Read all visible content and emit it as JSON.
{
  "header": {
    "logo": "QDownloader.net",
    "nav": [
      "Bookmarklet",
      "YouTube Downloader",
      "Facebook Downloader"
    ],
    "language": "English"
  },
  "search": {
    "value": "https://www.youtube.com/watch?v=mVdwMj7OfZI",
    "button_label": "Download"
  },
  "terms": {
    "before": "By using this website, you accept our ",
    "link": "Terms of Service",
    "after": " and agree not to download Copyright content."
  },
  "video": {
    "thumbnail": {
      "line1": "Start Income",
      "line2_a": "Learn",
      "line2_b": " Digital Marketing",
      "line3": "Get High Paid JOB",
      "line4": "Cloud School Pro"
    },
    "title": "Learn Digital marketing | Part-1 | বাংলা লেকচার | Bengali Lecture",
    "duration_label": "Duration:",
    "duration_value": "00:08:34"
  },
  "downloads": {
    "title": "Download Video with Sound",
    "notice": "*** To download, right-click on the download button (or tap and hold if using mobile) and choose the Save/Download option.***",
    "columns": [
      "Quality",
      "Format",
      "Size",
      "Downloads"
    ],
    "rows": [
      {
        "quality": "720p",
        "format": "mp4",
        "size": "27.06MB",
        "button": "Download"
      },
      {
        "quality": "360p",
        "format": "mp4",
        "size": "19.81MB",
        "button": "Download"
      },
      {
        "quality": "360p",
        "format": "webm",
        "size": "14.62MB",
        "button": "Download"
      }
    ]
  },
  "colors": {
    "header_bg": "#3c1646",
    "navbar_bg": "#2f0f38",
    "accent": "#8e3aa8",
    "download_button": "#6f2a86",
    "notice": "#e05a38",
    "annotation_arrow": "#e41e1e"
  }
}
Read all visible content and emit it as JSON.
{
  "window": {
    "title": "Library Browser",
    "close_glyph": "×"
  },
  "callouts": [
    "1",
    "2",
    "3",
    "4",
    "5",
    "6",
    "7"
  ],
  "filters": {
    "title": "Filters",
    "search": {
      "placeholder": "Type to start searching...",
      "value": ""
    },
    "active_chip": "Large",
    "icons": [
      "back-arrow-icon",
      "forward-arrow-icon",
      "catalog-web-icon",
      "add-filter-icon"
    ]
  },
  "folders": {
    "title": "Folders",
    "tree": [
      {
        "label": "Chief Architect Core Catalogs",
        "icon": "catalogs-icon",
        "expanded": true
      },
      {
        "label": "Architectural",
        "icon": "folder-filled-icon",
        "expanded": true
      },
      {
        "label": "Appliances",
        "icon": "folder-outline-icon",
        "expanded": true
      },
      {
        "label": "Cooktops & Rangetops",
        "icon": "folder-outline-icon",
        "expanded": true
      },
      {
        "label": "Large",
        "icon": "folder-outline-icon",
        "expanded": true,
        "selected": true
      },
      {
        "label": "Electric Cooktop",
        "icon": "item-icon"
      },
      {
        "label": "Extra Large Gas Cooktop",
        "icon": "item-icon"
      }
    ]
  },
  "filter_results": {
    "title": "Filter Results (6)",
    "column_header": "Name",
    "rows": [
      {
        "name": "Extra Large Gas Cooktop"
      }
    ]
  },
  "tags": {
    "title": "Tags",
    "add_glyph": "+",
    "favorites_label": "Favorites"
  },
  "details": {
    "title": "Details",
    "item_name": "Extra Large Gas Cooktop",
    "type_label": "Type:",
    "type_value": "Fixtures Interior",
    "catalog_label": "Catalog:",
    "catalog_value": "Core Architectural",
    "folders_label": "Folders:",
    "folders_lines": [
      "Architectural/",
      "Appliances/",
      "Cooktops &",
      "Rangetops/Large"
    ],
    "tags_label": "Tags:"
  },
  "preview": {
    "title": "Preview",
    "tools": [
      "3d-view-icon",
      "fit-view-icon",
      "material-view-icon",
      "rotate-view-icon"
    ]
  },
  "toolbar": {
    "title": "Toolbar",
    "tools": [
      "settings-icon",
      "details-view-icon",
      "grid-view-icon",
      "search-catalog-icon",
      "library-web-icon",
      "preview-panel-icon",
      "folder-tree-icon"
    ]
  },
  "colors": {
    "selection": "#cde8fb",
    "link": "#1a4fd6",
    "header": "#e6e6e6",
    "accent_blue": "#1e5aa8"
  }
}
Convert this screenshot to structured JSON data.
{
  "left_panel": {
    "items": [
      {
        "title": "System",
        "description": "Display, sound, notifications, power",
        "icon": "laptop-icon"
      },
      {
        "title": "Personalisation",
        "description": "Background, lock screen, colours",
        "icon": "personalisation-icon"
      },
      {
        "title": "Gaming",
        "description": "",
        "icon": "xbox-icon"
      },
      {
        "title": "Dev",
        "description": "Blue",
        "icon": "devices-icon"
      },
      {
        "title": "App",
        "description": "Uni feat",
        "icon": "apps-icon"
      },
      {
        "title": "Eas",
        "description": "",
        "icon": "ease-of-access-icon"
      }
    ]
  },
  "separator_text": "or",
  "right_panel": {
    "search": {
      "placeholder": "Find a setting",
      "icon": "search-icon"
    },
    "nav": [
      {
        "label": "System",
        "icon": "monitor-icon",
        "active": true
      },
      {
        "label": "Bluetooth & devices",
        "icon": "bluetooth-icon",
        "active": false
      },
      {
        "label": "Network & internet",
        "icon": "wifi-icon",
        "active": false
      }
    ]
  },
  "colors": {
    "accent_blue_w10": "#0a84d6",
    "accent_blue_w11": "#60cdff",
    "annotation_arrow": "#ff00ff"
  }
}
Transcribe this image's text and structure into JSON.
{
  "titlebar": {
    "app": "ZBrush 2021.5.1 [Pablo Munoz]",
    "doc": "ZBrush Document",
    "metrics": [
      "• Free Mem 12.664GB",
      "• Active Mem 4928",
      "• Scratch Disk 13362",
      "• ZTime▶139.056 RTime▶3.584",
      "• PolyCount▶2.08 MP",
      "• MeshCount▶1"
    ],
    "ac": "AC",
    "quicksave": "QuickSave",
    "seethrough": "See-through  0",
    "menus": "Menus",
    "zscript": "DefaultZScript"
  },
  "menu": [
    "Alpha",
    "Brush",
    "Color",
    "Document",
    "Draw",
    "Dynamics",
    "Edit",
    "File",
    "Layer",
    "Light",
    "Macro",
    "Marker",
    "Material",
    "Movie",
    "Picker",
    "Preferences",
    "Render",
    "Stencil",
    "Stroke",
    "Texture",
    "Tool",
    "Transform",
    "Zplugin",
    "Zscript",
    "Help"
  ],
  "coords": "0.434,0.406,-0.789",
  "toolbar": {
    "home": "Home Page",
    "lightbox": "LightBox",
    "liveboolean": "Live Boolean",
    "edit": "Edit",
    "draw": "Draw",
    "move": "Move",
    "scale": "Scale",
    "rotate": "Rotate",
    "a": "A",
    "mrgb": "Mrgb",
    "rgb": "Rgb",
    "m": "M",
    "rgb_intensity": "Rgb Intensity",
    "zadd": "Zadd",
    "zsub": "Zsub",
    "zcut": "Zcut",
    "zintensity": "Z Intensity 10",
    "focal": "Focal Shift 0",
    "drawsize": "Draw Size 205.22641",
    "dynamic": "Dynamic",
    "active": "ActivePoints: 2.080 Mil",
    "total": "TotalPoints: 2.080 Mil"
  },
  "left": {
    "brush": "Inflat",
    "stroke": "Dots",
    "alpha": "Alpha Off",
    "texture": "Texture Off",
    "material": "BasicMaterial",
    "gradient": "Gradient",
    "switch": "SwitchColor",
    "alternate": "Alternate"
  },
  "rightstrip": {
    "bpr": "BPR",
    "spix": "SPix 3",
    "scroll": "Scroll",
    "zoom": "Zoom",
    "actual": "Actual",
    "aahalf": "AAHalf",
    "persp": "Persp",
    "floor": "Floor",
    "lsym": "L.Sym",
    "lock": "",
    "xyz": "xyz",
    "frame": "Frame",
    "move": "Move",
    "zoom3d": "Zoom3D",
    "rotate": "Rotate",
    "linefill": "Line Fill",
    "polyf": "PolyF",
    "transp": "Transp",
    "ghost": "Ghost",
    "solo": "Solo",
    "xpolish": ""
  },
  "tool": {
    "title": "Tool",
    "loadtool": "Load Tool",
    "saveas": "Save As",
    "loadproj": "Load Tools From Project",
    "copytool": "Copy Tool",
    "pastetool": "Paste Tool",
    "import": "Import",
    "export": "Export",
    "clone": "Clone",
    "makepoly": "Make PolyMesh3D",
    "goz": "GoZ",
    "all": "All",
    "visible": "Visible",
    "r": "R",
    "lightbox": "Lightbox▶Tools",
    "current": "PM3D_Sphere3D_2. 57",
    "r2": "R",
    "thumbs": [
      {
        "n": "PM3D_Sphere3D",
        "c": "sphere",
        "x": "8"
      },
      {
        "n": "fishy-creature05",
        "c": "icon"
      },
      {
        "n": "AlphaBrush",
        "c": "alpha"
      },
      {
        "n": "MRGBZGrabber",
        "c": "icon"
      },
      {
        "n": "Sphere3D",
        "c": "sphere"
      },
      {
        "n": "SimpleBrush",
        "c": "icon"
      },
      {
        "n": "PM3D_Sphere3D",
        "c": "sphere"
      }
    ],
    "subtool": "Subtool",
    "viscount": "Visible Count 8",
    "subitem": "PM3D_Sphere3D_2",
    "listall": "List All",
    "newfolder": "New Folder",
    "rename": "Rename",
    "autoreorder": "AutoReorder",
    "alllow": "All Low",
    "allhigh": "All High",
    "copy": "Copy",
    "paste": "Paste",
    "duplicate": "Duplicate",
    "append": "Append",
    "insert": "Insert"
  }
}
────────────────────────────────────────
== Your goal ==
Lines from the records above that hold "Core" are the ones to list.

== Output of the exercise ==
        "label": "Chief Architect Core Catalogs",
    "catalog_value": "Core Architectural",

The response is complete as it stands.